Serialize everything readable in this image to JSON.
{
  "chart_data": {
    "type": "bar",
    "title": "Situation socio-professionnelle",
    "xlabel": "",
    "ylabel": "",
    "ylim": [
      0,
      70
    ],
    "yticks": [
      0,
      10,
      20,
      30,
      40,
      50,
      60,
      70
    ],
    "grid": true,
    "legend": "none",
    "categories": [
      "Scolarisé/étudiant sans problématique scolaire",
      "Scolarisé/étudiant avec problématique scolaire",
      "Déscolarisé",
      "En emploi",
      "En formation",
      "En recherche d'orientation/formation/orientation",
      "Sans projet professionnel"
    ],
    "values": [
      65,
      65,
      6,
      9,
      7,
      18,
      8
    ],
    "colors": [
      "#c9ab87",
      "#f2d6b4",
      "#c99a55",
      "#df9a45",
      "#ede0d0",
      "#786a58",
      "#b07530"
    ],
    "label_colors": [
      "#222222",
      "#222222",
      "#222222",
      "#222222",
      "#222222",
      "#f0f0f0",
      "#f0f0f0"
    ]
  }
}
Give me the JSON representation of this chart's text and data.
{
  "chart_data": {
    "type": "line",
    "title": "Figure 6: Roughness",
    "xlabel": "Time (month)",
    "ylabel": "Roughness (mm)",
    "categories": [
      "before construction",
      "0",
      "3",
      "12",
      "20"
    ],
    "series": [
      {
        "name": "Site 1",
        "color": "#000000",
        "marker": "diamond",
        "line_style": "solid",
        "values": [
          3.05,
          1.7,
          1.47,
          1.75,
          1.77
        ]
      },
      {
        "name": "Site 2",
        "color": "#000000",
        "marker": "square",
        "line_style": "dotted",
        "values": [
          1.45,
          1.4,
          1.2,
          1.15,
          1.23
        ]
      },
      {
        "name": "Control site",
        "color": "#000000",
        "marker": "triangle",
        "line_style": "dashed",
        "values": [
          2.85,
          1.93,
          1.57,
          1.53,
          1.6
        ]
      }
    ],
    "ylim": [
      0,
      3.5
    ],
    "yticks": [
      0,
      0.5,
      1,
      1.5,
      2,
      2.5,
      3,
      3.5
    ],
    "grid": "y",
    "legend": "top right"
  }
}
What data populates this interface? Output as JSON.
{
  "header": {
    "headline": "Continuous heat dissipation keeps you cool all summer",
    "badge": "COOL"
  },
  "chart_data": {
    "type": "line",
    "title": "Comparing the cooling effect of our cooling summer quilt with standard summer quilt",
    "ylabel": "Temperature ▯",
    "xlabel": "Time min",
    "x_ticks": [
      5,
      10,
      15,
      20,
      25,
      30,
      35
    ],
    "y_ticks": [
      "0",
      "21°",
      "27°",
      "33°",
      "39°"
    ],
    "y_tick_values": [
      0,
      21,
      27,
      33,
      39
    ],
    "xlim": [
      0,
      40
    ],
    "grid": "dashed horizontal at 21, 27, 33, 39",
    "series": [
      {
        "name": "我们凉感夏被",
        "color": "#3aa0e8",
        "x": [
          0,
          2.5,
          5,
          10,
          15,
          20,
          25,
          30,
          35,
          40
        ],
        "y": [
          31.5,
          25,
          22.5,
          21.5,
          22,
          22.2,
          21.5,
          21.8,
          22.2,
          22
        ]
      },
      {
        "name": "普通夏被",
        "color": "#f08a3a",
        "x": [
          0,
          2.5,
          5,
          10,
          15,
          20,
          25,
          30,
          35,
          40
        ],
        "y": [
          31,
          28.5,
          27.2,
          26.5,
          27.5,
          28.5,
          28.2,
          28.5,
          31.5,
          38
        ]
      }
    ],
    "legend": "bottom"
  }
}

━━━━━━━━

Repeat the data above exactly.

Output for this task:
Serialize everything readable in this image to JSON.
{
  "chart_data": {
    "type": "bar",
    "title": "Situation socio-professionnelle",
    "xlabel": "",
    "ylabel": "",
    "ylim": [
      0,
      70
    ],
    "yticks": [
      0,
      10,
      20,
      30,
      40,
      50,
      60,
      70
    ],
    "grid": true,
    "legend": "none",
    "categories": [
      "Scolarisé/étudiant sans problématique scolaire",
      "Scolarisé/étudiant avec problématique scolaire",
      "Déscolarisé",
      "En emploi",
      "En formation",
      "En recherche d'orientation/formation/orientation",
      "Sans projet professionnel"
    ],
    "values": [
      65,
      65,
      6,
      9,
      7,
      18,
      8
    ],
    "colors": [
      "#c9ab87",
      "#f2d6b4",
      "#c99a55",
      "#df9a45",
      "#ede0d0",
      "#786a58",
      "#b07530"
    ],
    "label_colors": [
      "#222222",
      "#222222",
      "#222222",
      "#222222",
      "#222222",
      "#f0f0f0",
      "#f0f0f0"
    ]
  }
}
Give me the JSON representation of this chart's text and data.
{
  "chart_data": {
    "type": "line",
    "title": "Figure 6: Roughness",
    "xlabel": "Time (month)",
    "ylabel": "Roughness (mm)",
    "categories": [
      "before construction",
      "0",
      "3",
      "12",
      "20"
    ],
    "series": [
      {
        "name": "Site 1",
        "color": "#000000",
        "marker": "diamond",
        "line_style": "solid",
        "values": [
          3.05,
          1.7,
          1.47,
          1.75,
          1.77
        ]
      },
      {
        "name": "Site 2",
        "color": "#000000",
        "marker": "square",
        "line_style": "dotted",
        "values": [
          1.45,
          1.4,
          1.2,
          1.15,
          1.23
        ]
      },
      {
        "name": "Control site",
        "color": "#000000",
        "marker": "triangle",
        "line_style": "dashed",
        "values": [
          2.85,
          1.93,
          1.57,
          1.53,
          1.6
        ]
      }
    ],
    "ylim": [
      0,
      3.5
    ],
    "yticks": [
      0,
      0.5,
      1,
      1.5,
      2,
      2.5,
      3,
      3.5
    ],
    "grid": "y",
    "legend": "top right"
  }
}
What data populates this interface? Output as JSON.
{
  "header": {
    "headline": "Continuous heat dissipation keeps you cool all summer",
    "badge": "COOL"
  },
  "chart_data": {
    "type": "line",
    "title": "Comparing the cooling effect of our cooling summer quilt with standard summer quilt",
    "ylabel": "Temperature ▯",
    "xlabel": "Time min",
    "x_ticks": [
      5,
      10,
      15,
      20,
      25,
      30,
      35
    ],
    "y_ticks": [
      "0",
      "21°",
      "27°",
      "33°",
      "39°"
    ],
    "y_tick_values": [
      0,
      21,
      27,
      33,
      39
    ],
    "xlim": [
      0,
      40
    ],
    "grid": "dashed horizontal at 21, 27, 33, 39",
    "series": [
      {
        "name": "我们凉感夏被",
        "color": "#3aa0e8",
        "x": [
          0,
          2.5,
          5,
          10,
          15,
          20,
          25,
          30,
          35,
          40
        ],
        "y": [
          31.5,
          25,
          22.5,
          21.5,
          22,
          22.2,
          21.5,
          21.8,
          22.2,
          22
        ]
      },
      {
        "name": "普通夏被",
        "color": "#f08a3a",
        "x": [
          0,
          2.5,
          5,
          10,
          15,
          20,
          25,
          30,
          35,
          40
        ],
        "y": [
          31,
          28.5,
          27.2,
          26.5,
          27.5,
          28.5,
          28.2,
          28.5,
          31.5,
          38
        ]
      }
    ],
    "legend": "bottom"
  }
}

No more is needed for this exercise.